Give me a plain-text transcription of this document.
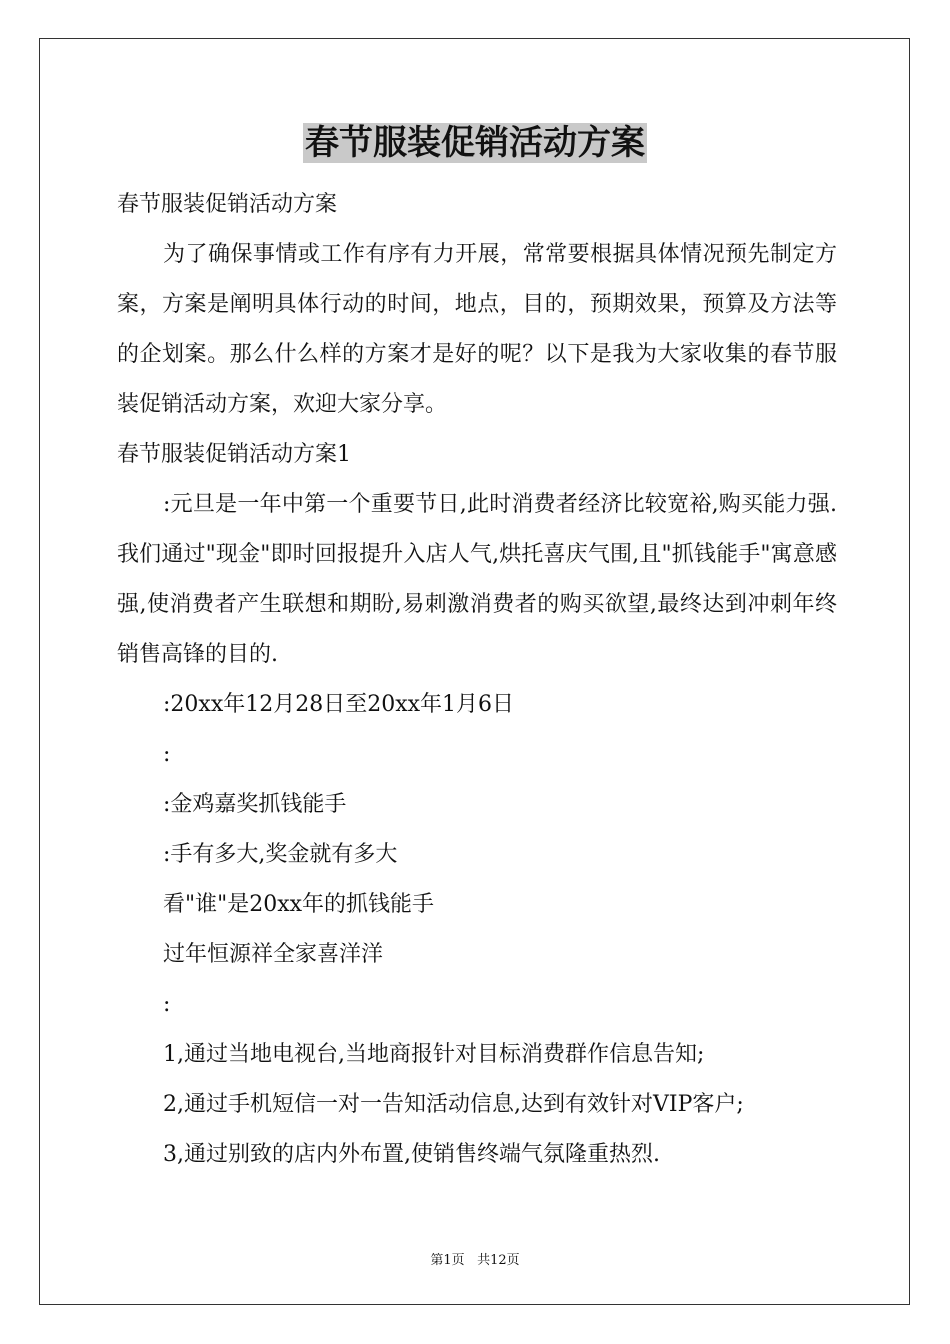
春节服装促销活动方案
春节服装促销活动方案
为了确保事情或工作有序有力开展，常常要根据具体情况预先制定方案，方案是阐明具体行动的时间，地点，目的，预期效果，预算及方法等的企划案。那么什么样的方案才是好的呢？以下是我为大家收集的春节服装促销活动方案，欢迎大家分享。
春节服装促销活动方案1
:元旦是一年中第一个重要节日,此时消费者经济比较宽裕,购买能力强.我们通过"现金"即时回报提升入店人气,烘托喜庆气围,且"抓钱能手"寓意感强,使消费者产生联想和期盼,易刺激消费者的购买欲望,最终达到冲刺年终销售高锋的目的.
:20xx年12月28日至20xx年1月6日
:
:金鸡嘉奖抓钱能手
:手有多大,奖金就有多大
看"谁"是20xx年的抓钱能手
过年恒源祥全家喜洋洋
:
1,通过当地电视台,当地商报针对目标消费群作信息告知;
2,通过手机短信一对一告知活动信息,达到有效针对VIP客户;
3,通过别致的店内外布置,使销售终端气氛隆重热烈.
第1页 共12页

Task statement: Quote the material exactly. Pictures stay out.

Result for this exercise:
Give me a plain-text transcription of this document.
春节服装促销活动方案
春节服装促销活动方案
为了确保事情或工作有序有力开展，常常要根据具体情况预先制定方案，方案是阐明具体行动的时间，地点，目的，预期效果，预算及方法等的企划案。那么什么样的方案才是好的呢？以下是我为大家收集的春节服装促销活动方案，欢迎大家分享。
春节服装促销活动方案1
:元旦是一年中第一个重要节日,此时消费者经济比较宽裕,购买能力强.我们通过"现金"即时回报提升入店人气,烘托喜庆气围,且"抓钱能手"寓意感强,使消费者产生联想和期盼,易刺激消费者的购买欲望,最终达到冲刺年终销售高锋的目的.
:20xx年12月28日至20xx年1月6日
:
:金鸡嘉奖抓钱能手
:手有多大,奖金就有多大
看"谁"是20xx年的抓钱能手
过年恒源祥全家喜洋洋
:
1,通过当地电视台,当地商报针对目标消费群作信息告知;
2,通过手机短信一对一告知活动信息,达到有效针对VIP客户;
3,通过别致的店内外布置,使销售终端气氛隆重热烈.
第1页 共12页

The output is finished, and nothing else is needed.